__Exercise instructions__:
1 – Answer these questions about the summary of the Army Reserve recruiting study:
(a) In what two respects do the Army's recruiting resources differ?
(b) What is the name of the model the authors present?
(c) Whose prior work does this research build on?
2 – Can you carry on the summary of the Army Reserve recruiting study, starting after its final sentence?

__Passage given__:
┄┄┄┄┄┄┄┄┄┄┄┄┄┄┄┄┄┄┄┄

Resources Required to Meet the U.S. Army Reserve's Enlisted Recruiting Requirements Under Alternative Recruiting Goals, Conditions, and Eligibility Policies

Bruce R. Orvis, Craig A. Bond, Daniel Schwam, Irineo Cabreros

ResearchPublished Jul 14, 2022

The U.S. Army has several levers at its disposal to try to meet its recruiting mission, with resources jointly used for both Regular Army (RA) and U.S. Army Reserve (USAR) accessions. These resources differ in their cost per additional recruit produced and the lead time necessary to change individual resourcing levels and affect enlistments. The Army can also modify recruit eligibility policies to help it achieve its accession requirement within available resources. Recruiting resources and enlistment eligibility policies work together as a system to produce RA and USAR recruits, and understanding their interactions under varying requirements and environments enables decisionmakers to use their limited resources more effectively and efficiently to achieve the Army's accession requirements.

The authors present a model—the Reserve Recruiting Resource Model (RRRM)—designed to optimize the resource levels and mix needed to achieve future USAR recruiting goals under changing enlisted accession requirements and recruiting environments and alternative eligibility policies for potential recruits. The model also enables comparison of alternative courses of action. This research builds on prior work by the RAND Arroyo Center on the effectiveness and lead times of alternative recruiting resources. In their results, the authors discuss using the RRRM to predict annual accessions from a specified baseline resourcing plan and provide several examples of how the tool can be used to assess potential recruiting resource and policy trade-offs or to prepare for alternative recruiting requirements via optimization of recruiting resources used for USAR recruiting.

┄┄┄┄┄┄┄┄┄┄┄┄┄┄┄┄┄┄┄┄

__Dataset extract__:

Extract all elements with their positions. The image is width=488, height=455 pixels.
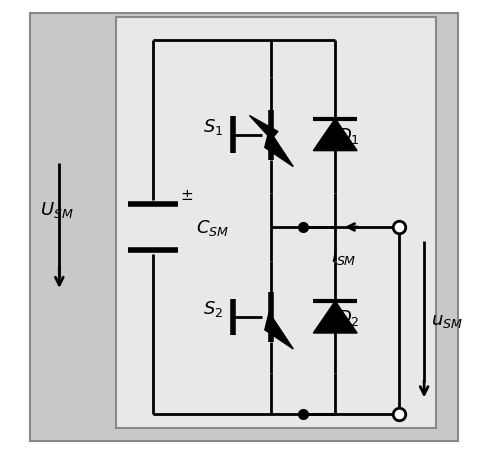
Text: $u_{SM}$: $u_{SM}$ — [431, 312, 463, 330]
Text: $C_{SM}$: $C_{SM}$ — [196, 217, 229, 238]
Text: $i_{SM}$: $i_{SM}$ — [331, 246, 356, 267]
Bar — [116, 18, 435, 428]
Polygon shape — [265, 313, 293, 349]
Text: $S_2$: $S_2$ — [203, 298, 224, 318]
Text: $D_1$: $D_1$ — [338, 126, 360, 145]
Text: $\pm$: $\pm$ — [180, 187, 193, 202]
Text: $S_1$: $S_1$ — [203, 116, 224, 136]
Polygon shape — [249, 116, 278, 140]
Polygon shape — [313, 120, 357, 152]
Polygon shape — [265, 131, 293, 167]
Text: $U_{SM}$: $U_{SM}$ — [40, 199, 74, 219]
Polygon shape — [313, 301, 357, 334]
Text: $D_2$: $D_2$ — [338, 308, 360, 327]
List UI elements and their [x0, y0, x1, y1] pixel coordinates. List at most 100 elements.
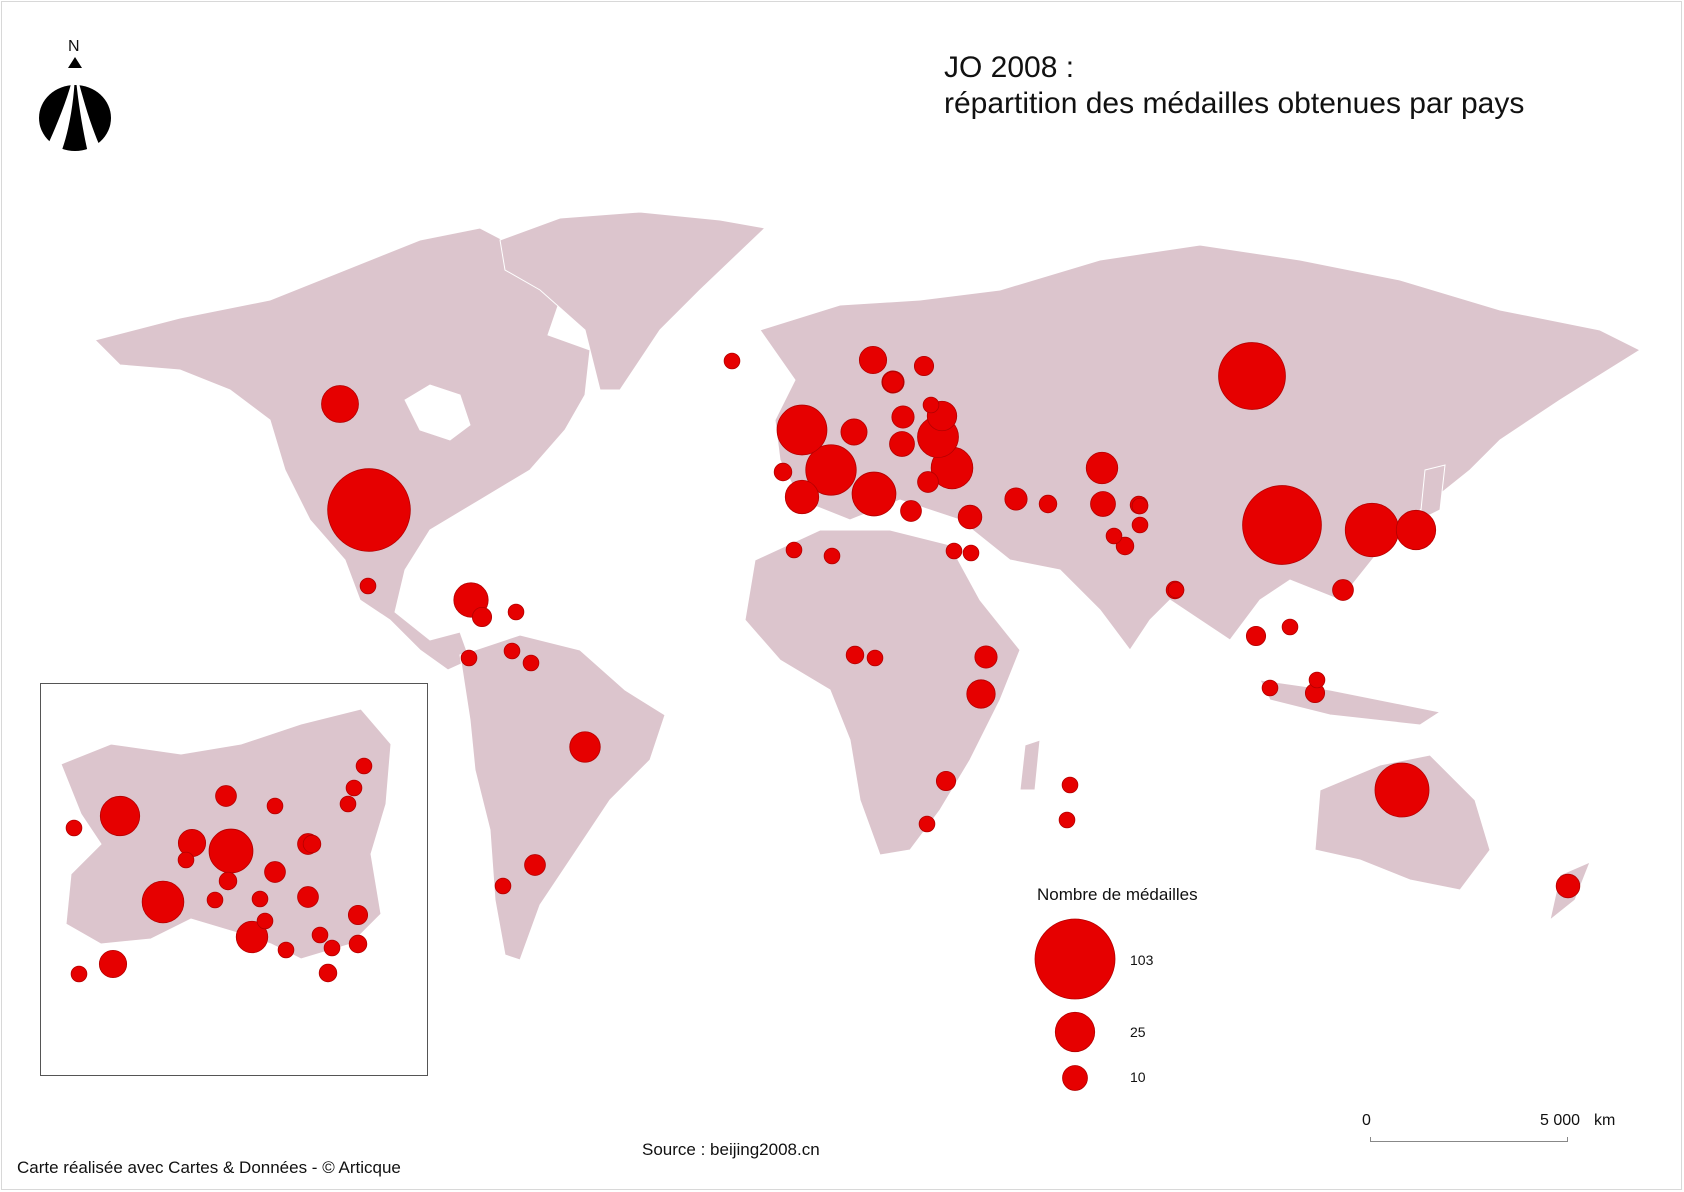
legend-label-medium: 25 [1130, 1024, 1146, 1040]
inset-medal-symbol [297, 886, 319, 908]
medal-symbol [1115, 536, 1135, 556]
medal-symbol [913, 355, 935, 377]
medal-symbol [524, 854, 546, 876]
scale-end-label: 5 000 [1540, 1112, 1581, 1129]
inset-medal-symbol [215, 785, 237, 807]
medal-symbol [891, 405, 915, 429]
medal-symbol [889, 431, 915, 457]
inset-medal-symbol [206, 891, 224, 909]
inset-medal-symbol [256, 912, 274, 930]
north-arrow-icon [39, 57, 111, 153]
title-line-2: répartition des médailles obtenues par p… [944, 87, 1525, 120]
medal-symbol [773, 462, 793, 482]
medal-symbol [1058, 811, 1076, 829]
medal-symbol [1332, 579, 1354, 601]
japan [1419, 464, 1446, 521]
inset-medal-symbol [264, 861, 286, 883]
medal-symbol [851, 471, 897, 517]
medal-symbol [1555, 873, 1581, 899]
inset-medal-symbol [347, 904, 369, 926]
inset-medal-symbol [311, 926, 329, 944]
medal-symbol [1245, 625, 1267, 647]
inset-medal-symbol [348, 934, 368, 954]
medal-symbol [1061, 776, 1079, 794]
inset-medal-symbol [277, 941, 295, 959]
legend-title: Nombre de médailles [1037, 885, 1198, 904]
inset-medal-symbol [218, 871, 238, 891]
medal-symbol [858, 345, 888, 375]
medal-symbol [966, 679, 996, 709]
map-title: JO 2008 : répartition des médailles obte… [944, 50, 1524, 122]
medal-symbol [917, 471, 939, 493]
medal-symbol [460, 649, 478, 667]
medal-symbol [1131, 497, 1149, 515]
inset-medal-symbol [99, 795, 141, 837]
medal-symbol [1261, 679, 1279, 697]
medal-symbol [723, 352, 741, 370]
legend-label-large: 103 [1130, 952, 1154, 968]
medal-symbol [922, 396, 940, 414]
medal-symbol [845, 645, 865, 665]
medal-symbol [935, 770, 957, 792]
medal-symbol [866, 649, 884, 667]
inset-medal-symbol [345, 779, 363, 797]
medal-symbol [823, 547, 841, 565]
north-america-landmass [94, 227, 591, 671]
medal-symbol [785, 541, 803, 559]
inset-medal-symbol [141, 880, 185, 924]
greenland [499, 211, 767, 391]
inset-medal-symbol [318, 963, 338, 983]
inset-medal-symbol [235, 920, 269, 954]
medal-symbol [569, 731, 601, 763]
medal-symbol [1308, 671, 1326, 689]
medal-symbol [945, 542, 963, 560]
madagascar [1019, 739, 1041, 791]
medal-symbol [1004, 487, 1028, 511]
inset-medal-symbol [70, 965, 88, 983]
medal-symbol [1281, 618, 1299, 636]
inset-medal-symbol [339, 795, 357, 813]
medal-symbol [882, 371, 904, 393]
medal-symbol [1374, 762, 1430, 818]
inset-medal-symbol [323, 939, 341, 957]
medal-symbol [522, 654, 540, 672]
medal-symbol [1167, 581, 1185, 599]
medal-symbol [840, 418, 868, 446]
medal-symbol [1242, 485, 1322, 565]
medal-symbol [494, 877, 512, 895]
medal-symbol [1105, 527, 1123, 545]
medal-symbol [327, 468, 411, 552]
scale-start-label: 0 [1362, 1112, 1371, 1129]
inset-medal-symbol [65, 819, 83, 837]
medal-symbol [957, 504, 983, 530]
south-america-landmass [459, 634, 666, 961]
medal-symbol [1131, 516, 1149, 534]
australia-landmass [1314, 754, 1491, 891]
medal-symbol [776, 404, 828, 456]
inset-medal-symbol [208, 828, 254, 874]
medal-symbol [1218, 342, 1286, 410]
title-line-1: JO 2008 : [944, 51, 1075, 84]
inset-medal-symbol [355, 757, 373, 775]
medal-symbol [784, 479, 820, 515]
inset-medal-symbol [177, 851, 195, 869]
inset-medal-symbol [251, 890, 269, 908]
medal-symbol [900, 500, 922, 522]
medal-symbol [805, 444, 857, 496]
inset-medal-symbol [98, 949, 128, 979]
medal-symbol [1085, 451, 1119, 485]
medal-symbol [918, 815, 936, 833]
medal-symbol [321, 385, 359, 423]
source-note: Source : beijing2008.cn [642, 1140, 820, 1159]
medal-symbol [359, 577, 377, 595]
indonesia [1259, 679, 1442, 726]
scale-bar [1370, 1137, 1568, 1142]
medal-symbol [962, 544, 980, 562]
medal-symbol [974, 645, 998, 669]
inset-medal-symbol [302, 834, 322, 854]
scale-unit-label: km [1594, 1112, 1616, 1129]
inset-medal-symbol [266, 797, 284, 815]
medal-symbol [1395, 509, 1437, 551]
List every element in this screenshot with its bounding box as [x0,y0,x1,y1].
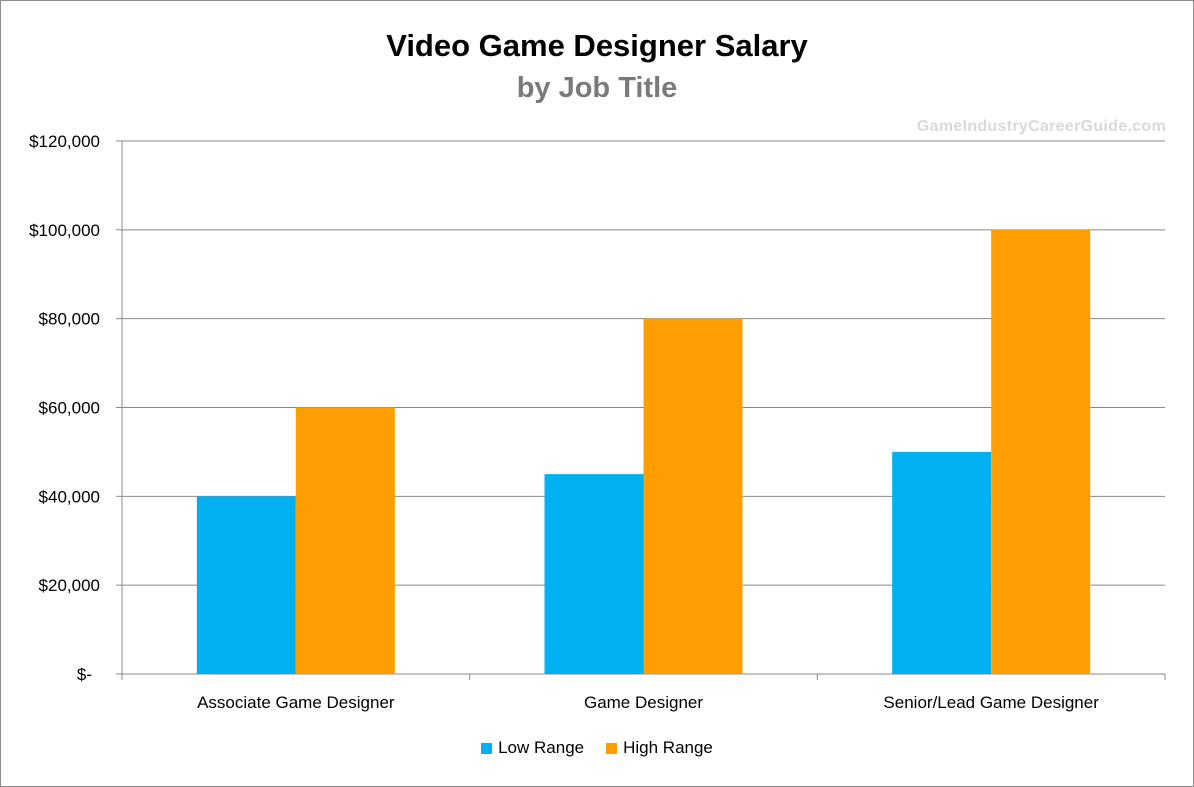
legend-label-high-range: High Range [623,738,713,757]
y-tick-label: $100,000 [29,221,100,240]
y-tick-label: $120,000 [29,132,100,151]
legend-item-high-range: High Range [606,738,713,758]
bar-high-range-3 [991,229,1091,675]
watermark: GameIndustryCareerGuide.com [916,118,1166,135]
legend: Low Range High Range [0,738,1194,758]
legend-label-low-range: Low Range [498,738,585,757]
bar-high-range-1 [295,407,395,674]
x-tick-label: Senior/Lead Game Designer [883,693,1099,712]
y-tick-label: $20,000 [39,576,100,595]
y-tick-label: $40,000 [39,487,100,506]
chart-subtitle: by Job Title [516,72,678,104]
y-tick-label: $80,000 [39,310,100,329]
y-tick-label: $60,000 [39,399,100,418]
legend-item-low-range: Low Range [481,738,584,758]
legend-swatch-low-range [481,742,493,754]
x-tick-label: Associate Game Designer [197,693,395,712]
bar-low-range-2 [544,474,644,674]
legend-swatch-high-range [606,742,618,754]
chart-title: Video Game Designer Salary [386,28,808,63]
bar-low-range-1 [196,496,296,674]
x-tick-label: Game Designer [584,693,703,712]
bar-high-range-2 [643,318,743,674]
y-tick-label: $- [77,665,92,684]
bar-low-range-3 [892,451,992,674]
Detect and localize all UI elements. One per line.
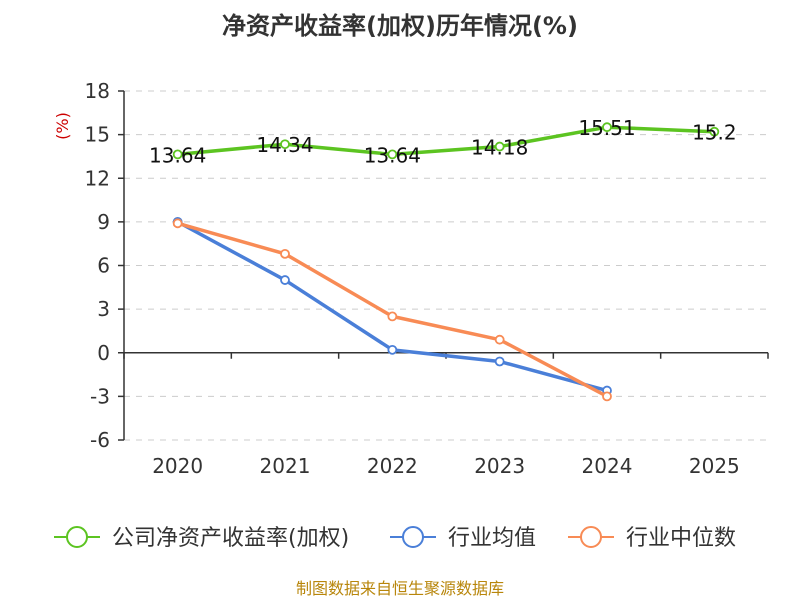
y-axis-unit: (%) (53, 112, 72, 140)
y-tick-label: 3 (97, 297, 110, 321)
data-label: 14.34 (256, 133, 313, 157)
data-point[interactable] (280, 275, 290, 285)
data-point[interactable] (709, 126, 720, 137)
y-tick-label: -6 (90, 428, 110, 452)
data-label: 13.64 (364, 143, 421, 167)
series-line-0 (177, 125, 715, 157)
x-tick-label: 2023 (474, 454, 525, 478)
legend-marker[interactable] (580, 526, 602, 548)
legend-marker[interactable] (66, 526, 88, 548)
legend-label[interactable]: 公司净资产收益率(加权) (112, 526, 349, 551)
series-line-1 (176, 220, 608, 393)
grid-lines (124, 90, 768, 441)
data-point[interactable] (172, 149, 183, 160)
y-tick-label: 15 (85, 123, 110, 147)
data-point[interactable] (602, 122, 612, 133)
x-tick-label: 2020 (152, 454, 203, 478)
axes: 18 15 12 9 6 3 0 -3 -6 2020 2021 2022 2023 2024 2025 (85, 79, 769, 478)
y-tick-label: 18 (85, 79, 110, 103)
data-label: 13.64 (149, 143, 206, 167)
data-point[interactable] (280, 139, 290, 150)
legend-marker[interactable] (402, 526, 424, 548)
legend[interactable]: 公司净资产收益率(加权) 行业均值 行业中位数 (54, 526, 736, 551)
data-label: 15.51 (578, 116, 635, 140)
source-note: 制图数据来自恒生聚源数据库 (296, 579, 504, 598)
data-point[interactable] (387, 149, 398, 160)
x-tick-label: 2021 (260, 454, 311, 478)
y-tick-label: -3 (90, 384, 110, 408)
chart-title: 净资产收益率(加权)历年情况(%) (222, 12, 578, 40)
legend-label[interactable]: 行业中位数 (626, 526, 736, 551)
y-tick-label: 6 (97, 254, 110, 278)
series-line-2 (177, 221, 608, 398)
y-tick-label: 12 (85, 166, 110, 190)
data-point[interactable] (494, 334, 505, 345)
data-point[interactable] (494, 356, 505, 367)
data-point[interactable] (494, 141, 505, 152)
data-point[interactable] (602, 391, 612, 402)
data-point[interactable] (387, 344, 398, 355)
x-tick-label: 2024 (582, 454, 633, 478)
y-tick-label: 0 (97, 341, 110, 365)
data-point[interactable] (172, 218, 183, 229)
x-tick-label: 2022 (367, 454, 418, 478)
data-point[interactable] (387, 311, 398, 322)
series-lines (172, 122, 720, 402)
data-label: 15.2 (692, 121, 737, 145)
data-point[interactable] (280, 248, 290, 259)
data-labels: 13.64 14.34 13.64 14.18 15.51 15.2 (149, 116, 737, 167)
y-tick-label: 9 (97, 210, 110, 234)
x-tick-label: 2025 (689, 454, 740, 478)
data-label: 14.18 (471, 136, 528, 160)
legend-label[interactable]: 行业均值 (448, 526, 536, 551)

┄┄┄┄┄┄┄┄┄┄┄┄┄┄┄┄┄┄┄┄

__Response list__:
1 –
(a) They differ in their cost per additional recruit produced and in the lead time needed to change individual resourcing levels and affect enlistments.
(b) The Reserve Recruiting Resource Model (RRRM).
(c) The RAND Arroyo Center's prior work on the effectiveness and lead times of alternative recruiting resources.

2 –
Key Findings

  • Although accession requirements have been lower in recent years, the demand for quality recruits has risen, and the recruiting environment has changed.
  • Planned enlistment waiver rates have remained low, which puts pressure on the number of potential recruits.
  • The resources used to attract new enlistees—such as recruiters, bonuses, and advertising—differ both in their productivity and in the time required between the decision to use a resource and the ability to do so, as well as between resource use and enlistment response.
  • In the past, the Army has limited recruit eligibility in good recruiting environments to increase recruit quality; in contrast, during difficult recruiting times, the Army has increased eligibility to help ensure achievement of the accession requirement.
  • Understanding how recruiting resources and enlistment eligibility policies work in concert and how the optimal levels and mix of recruiting resources vary under different recruiting requirements, eligibility policies, and environments is key in enabling decisionmakers to use the Army's limited resources to effectively and efficiently achieve the Army's accession requirements.

Recommendations

  • Army planners should use the RRRM tool to consider the potential cost and resourcing requirements of a variety of recruiting contingencies, and to strategically examine resource and policy trade-offs.
  • Future research should link the RRRM and the Regular Army Recruiting Resource Model, which are two valuable additions to the Army's planning tools.
  • The RRRM should be updated in the future to reflect the effectiveness of recruiting resources.
  • Future refinements could also include integration with existing planning and budgeting models and with the Reserve Recruit Selection Tool, which provides information on first-term outcomes and costs when recruit eligibility policies are changed.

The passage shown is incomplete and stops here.